Dataset items:
--------

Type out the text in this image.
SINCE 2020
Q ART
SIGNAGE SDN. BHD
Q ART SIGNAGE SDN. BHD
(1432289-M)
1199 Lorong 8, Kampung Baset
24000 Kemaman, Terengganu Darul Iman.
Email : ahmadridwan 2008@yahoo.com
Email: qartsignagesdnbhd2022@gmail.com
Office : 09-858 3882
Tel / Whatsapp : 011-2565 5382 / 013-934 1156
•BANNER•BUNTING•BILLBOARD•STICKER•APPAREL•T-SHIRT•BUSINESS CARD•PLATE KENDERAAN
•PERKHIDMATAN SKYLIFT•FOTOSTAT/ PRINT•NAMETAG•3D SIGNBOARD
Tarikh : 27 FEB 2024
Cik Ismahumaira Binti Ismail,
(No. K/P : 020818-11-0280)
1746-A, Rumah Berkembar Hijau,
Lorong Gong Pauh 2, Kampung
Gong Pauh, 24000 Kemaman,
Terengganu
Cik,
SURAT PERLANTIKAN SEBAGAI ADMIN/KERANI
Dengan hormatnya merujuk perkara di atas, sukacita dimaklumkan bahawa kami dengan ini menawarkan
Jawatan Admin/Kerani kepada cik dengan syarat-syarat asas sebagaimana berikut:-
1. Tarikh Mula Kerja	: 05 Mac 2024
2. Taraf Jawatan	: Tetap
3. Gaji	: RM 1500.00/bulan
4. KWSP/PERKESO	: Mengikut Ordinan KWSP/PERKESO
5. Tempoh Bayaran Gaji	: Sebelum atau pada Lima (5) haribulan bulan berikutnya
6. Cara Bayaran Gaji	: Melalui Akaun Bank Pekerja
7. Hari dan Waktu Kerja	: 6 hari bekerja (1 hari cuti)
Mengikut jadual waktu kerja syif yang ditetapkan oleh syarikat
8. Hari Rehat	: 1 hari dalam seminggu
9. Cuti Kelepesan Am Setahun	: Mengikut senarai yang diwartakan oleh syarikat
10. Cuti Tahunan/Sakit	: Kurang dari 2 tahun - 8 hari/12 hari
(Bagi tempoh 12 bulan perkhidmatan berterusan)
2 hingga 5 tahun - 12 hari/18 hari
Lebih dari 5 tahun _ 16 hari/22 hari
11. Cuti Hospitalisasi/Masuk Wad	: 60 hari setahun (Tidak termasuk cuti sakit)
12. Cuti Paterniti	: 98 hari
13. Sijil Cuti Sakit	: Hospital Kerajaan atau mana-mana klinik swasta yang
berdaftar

--------

**Exercise task:**
Find all the lines containing "dengan" in the material, then copy them.

**Final result:**
Dengan hormatnya merujuk perkara di atas, sukacita dimaklumkan bahawa kami dengan ini menawarkan
Jawatan Admin/Kerani kepada cik dengan syarat-syarat asas sebagaimana berikut:-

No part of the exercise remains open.